» Required work: Gather from the material every line that contains the string "title".
** START **
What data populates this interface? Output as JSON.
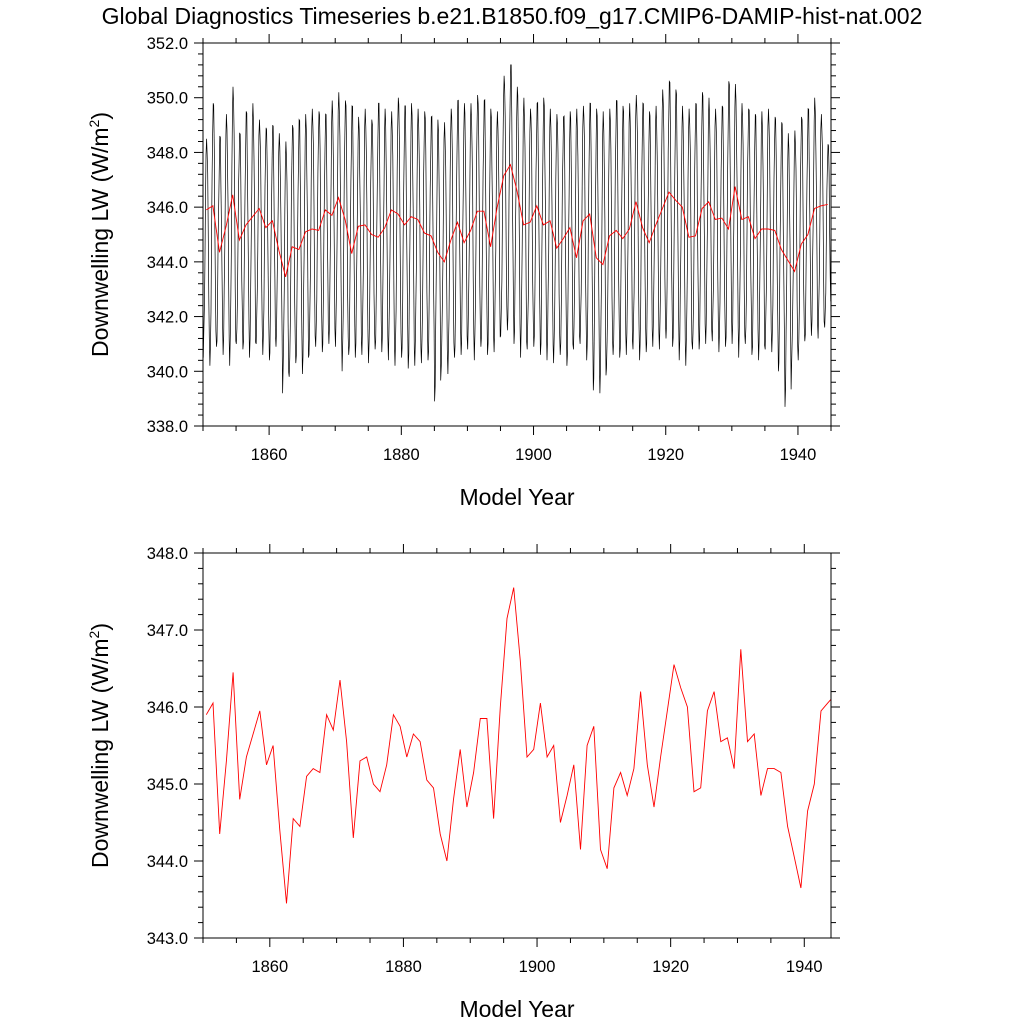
{
  "figure": {
    "title": "Global Diagnostics Timeseries b.e21.B1850.f09_g17.CMIP6-DAMIP-hist-nat.002"
  },
  "chart_data": [
    {
      "type": "line",
      "title": "Global Diagnostics Timeseries b.e21.B1850.f09_g17.CMIP6-DAMIP-hist-nat.002",
      "xlabel": "Model Year",
      "ylabel_main": "Downwelling LW (W/m",
      "ylabel_sup": "2",
      "ylabel_close": ")",
      "xlim": [
        1850,
        1945
      ],
      "ylim": [
        338.0,
        352.0
      ],
      "xticks": [
        1860,
        1880,
        1900,
        1920,
        1940
      ],
      "xtick_labels": [
        "1860",
        "1880",
        "1900",
        "1920",
        "1940"
      ],
      "yticks": [
        338.0,
        340.0,
        342.0,
        344.0,
        346.0,
        348.0,
        350.0,
        352.0
      ],
      "ytick_labels": [
        "338.0",
        "340.0",
        "342.0",
        "344.0",
        "346.0",
        "348.0",
        "350.0",
        "352.0"
      ],
      "grid": false,
      "series": [
        {
          "color": "#000000",
          "frequency": "monthly",
          "start_year": 1850,
          "annual_cycle": [
            -4.2,
            -3.6,
            -2.2,
            -0.4,
            1.6,
            3.2,
            4.1,
            3.8,
            2.5,
            0.6,
            -1.6,
            -3.4
          ],
          "year_min": [
            340.5,
            340.2,
            340.9,
            340.6,
            340.2,
            341.0,
            340.8,
            340.5,
            341.0,
            340.6,
            340.4,
            340.9,
            339.2,
            339.8,
            340.3,
            339.9,
            340.6,
            340.9,
            340.7,
            341.0,
            340.9,
            340.0,
            340.6,
            340.5,
            340.6,
            340.3,
            340.8,
            340.7,
            340.4,
            340.2,
            340.5,
            340.1,
            340.2,
            340.3,
            340.4,
            338.9,
            340.2,
            339.9,
            340.5,
            340.6,
            340.8,
            340.4,
            340.9,
            340.6,
            340.7,
            341.3,
            341.5,
            341.0,
            340.5,
            340.8,
            340.9,
            340.6,
            340.4,
            340.3,
            340.6,
            340.2,
            340.8,
            341.0,
            340.4,
            339.3,
            339.2,
            340.1,
            340.6,
            340.5,
            340.6,
            340.8,
            340.4,
            340.7,
            340.9,
            340.8,
            341.2,
            340.9,
            340.4,
            340.2,
            340.8,
            340.8,
            341.0,
            341.1,
            340.7,
            340.9,
            341.0,
            340.5,
            341.0,
            340.6,
            340.4,
            340.8,
            340.7,
            340.0,
            338.7,
            340.2,
            340.4,
            341.1,
            341.3,
            341.2,
            341.6
          ],
          "year_max": [
            348.5,
            349.8,
            348.6,
            349.4,
            350.4,
            348.7,
            349.5,
            349.8,
            349.2,
            348.9,
            349.0,
            348.7,
            348.4,
            349.0,
            349.2,
            349.4,
            349.6,
            349.5,
            349.4,
            349.9,
            350.2,
            349.9,
            349.7,
            349.3,
            349.6,
            349.2,
            349.8,
            349.6,
            349.5,
            350.0,
            349.7,
            349.8,
            349.6,
            349.5,
            349.3,
            349.2,
            349.1,
            349.6,
            349.9,
            349.8,
            349.8,
            350.1,
            349.9,
            349.6,
            349.5,
            350.8,
            351.2,
            350.4,
            350.0,
            349.6,
            349.8,
            350.0,
            349.6,
            349.4,
            349.3,
            349.5,
            349.6,
            349.7,
            349.8,
            349.6,
            349.5,
            349.6,
            349.9,
            349.7,
            349.8,
            350.1,
            349.8,
            349.5,
            349.7,
            350.3,
            350.6,
            350.3,
            349.7,
            349.6,
            349.8,
            350.2,
            350.0,
            349.6,
            349.7,
            350.6,
            350.5,
            349.8,
            349.6,
            349.4,
            349.5,
            349.6,
            349.3,
            349.1,
            348.7,
            348.8,
            349.3,
            349.6,
            350.0,
            349.4,
            348.3
          ]
        },
        {
          "color": "#ff0000",
          "frequency": "annual",
          "x": [
            1850,
            1851,
            1852,
            1853,
            1854,
            1855,
            1856,
            1857,
            1858,
            1859,
            1860,
            1861,
            1862,
            1863,
            1864,
            1865,
            1866,
            1867,
            1868,
            1869,
            1870,
            1871,
            1872,
            1873,
            1874,
            1875,
            1876,
            1877,
            1878,
            1879,
            1880,
            1881,
            1882,
            1883,
            1884,
            1885,
            1886,
            1887,
            1888,
            1889,
            1890,
            1891,
            1892,
            1893,
            1894,
            1895,
            1896,
            1897,
            1898,
            1899,
            1900,
            1901,
            1902,
            1903,
            1904,
            1905,
            1906,
            1907,
            1908,
            1909,
            1910,
            1911,
            1912,
            1913,
            1914,
            1915,
            1916,
            1917,
            1918,
            1919,
            1920,
            1921,
            1922,
            1923,
            1924,
            1925,
            1926,
            1927,
            1928,
            1929,
            1930,
            1931,
            1932,
            1933,
            1934,
            1935,
            1936,
            1937,
            1938,
            1939,
            1940,
            1941,
            1942,
            1943,
            1944
          ],
          "values": [
            345.9,
            346.05,
            344.35,
            345.3,
            346.45,
            344.8,
            345.35,
            345.65,
            345.95,
            345.25,
            345.5,
            344.4,
            343.45,
            344.55,
            344.45,
            345.1,
            345.2,
            345.15,
            345.9,
            345.7,
            346.35,
            345.55,
            344.3,
            345.3,
            345.35,
            345.0,
            344.9,
            345.25,
            345.9,
            345.75,
            345.35,
            345.65,
            345.55,
            345.05,
            344.95,
            344.35,
            344.0,
            344.8,
            345.45,
            344.7,
            345.15,
            345.85,
            345.85,
            344.55,
            346.0,
            347.15,
            347.55,
            346.6,
            345.35,
            345.45,
            346.05,
            345.35,
            345.5,
            344.5,
            344.85,
            345.25,
            344.15,
            345.5,
            345.75,
            344.15,
            343.9,
            344.95,
            345.15,
            344.85,
            345.2,
            346.2,
            345.25,
            344.7,
            345.35,
            345.95,
            346.55,
            346.25,
            346.0,
            344.9,
            344.95,
            345.95,
            346.2,
            345.55,
            345.6,
            345.2,
            346.75,
            345.55,
            345.65,
            344.85,
            345.2,
            345.2,
            345.15,
            344.45,
            344.05,
            343.65,
            344.65,
            345.0,
            345.95,
            346.05,
            346.1
          ]
        }
      ]
    },
    {
      "type": "line",
      "xlabel": "Model Year",
      "ylabel_main": "Downwelling LW (W/m",
      "ylabel_sup": "2",
      "ylabel_close": ")",
      "xlim": [
        1850,
        1944
      ],
      "ylim": [
        343.0,
        348.0
      ],
      "xticks": [
        1860,
        1880,
        1900,
        1920,
        1940
      ],
      "xtick_labels": [
        "1860",
        "1880",
        "1900",
        "1920",
        "1940"
      ],
      "yticks": [
        343.0,
        344.0,
        345.0,
        346.0,
        347.0,
        348.0
      ],
      "ytick_labels": [
        "343.0",
        "344.0",
        "345.0",
        "346.0",
        "347.0",
        "348.0"
      ],
      "grid": false,
      "series": [
        {
          "color": "#ff0000",
          "frequency": "annual",
          "x": [
            1850,
            1851,
            1852,
            1853,
            1854,
            1855,
            1856,
            1857,
            1858,
            1859,
            1860,
            1861,
            1862,
            1863,
            1864,
            1865,
            1866,
            1867,
            1868,
            1869,
            1870,
            1871,
            1872,
            1873,
            1874,
            1875,
            1876,
            1877,
            1878,
            1879,
            1880,
            1881,
            1882,
            1883,
            1884,
            1885,
            1886,
            1887,
            1888,
            1889,
            1890,
            1891,
            1892,
            1893,
            1894,
            1895,
            1896,
            1897,
            1898,
            1899,
            1900,
            1901,
            1902,
            1903,
            1904,
            1905,
            1906,
            1907,
            1908,
            1909,
            1910,
            1911,
            1912,
            1913,
            1914,
            1915,
            1916,
            1917,
            1918,
            1919,
            1920,
            1921,
            1922,
            1923,
            1924,
            1925,
            1926,
            1927,
            1928,
            1929,
            1930,
            1931,
            1932,
            1933,
            1934,
            1935,
            1936,
            1937,
            1938,
            1939,
            1940,
            1941,
            1942,
            1943,
            1944
          ],
          "values": [
            345.9,
            346.05,
            344.35,
            345.3,
            346.45,
            344.8,
            345.35,
            345.65,
            345.95,
            345.25,
            345.5,
            344.4,
            343.45,
            344.55,
            344.45,
            345.1,
            345.2,
            345.15,
            345.9,
            345.7,
            346.35,
            345.55,
            344.3,
            345.3,
            345.35,
            345.0,
            344.9,
            345.25,
            345.9,
            345.75,
            345.35,
            345.65,
            345.55,
            345.05,
            344.95,
            344.35,
            344.0,
            344.8,
            345.45,
            344.7,
            345.15,
            345.85,
            345.85,
            344.55,
            346.0,
            347.15,
            347.55,
            346.6,
            345.35,
            345.45,
            346.05,
            345.35,
            345.5,
            344.5,
            344.85,
            345.25,
            344.15,
            345.5,
            345.75,
            344.15,
            343.9,
            344.95,
            345.15,
            344.85,
            345.2,
            346.2,
            345.25,
            344.7,
            345.35,
            345.95,
            346.55,
            346.25,
            346.0,
            344.9,
            344.95,
            345.95,
            346.2,
            345.55,
            345.6,
            345.2,
            346.75,
            345.55,
            345.65,
            344.85,
            345.2,
            345.2,
            345.15,
            344.45,
            344.05,
            343.65,
            344.65,
            345.0,
            345.95,
            346.05,
            346.1
          ]
        }
      ]
    }
  ]
}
** END **
» Written reply:
    "title": "Global Diagnostics Timeseries b.e21.B1850.f09_g17.CMIP6-DAMIP-hist-nat.002"
      "title": "Global Diagnostics Timeseries b.e21.B1850.f09_g17.CMIP6-DAMIP-hist-nat.002",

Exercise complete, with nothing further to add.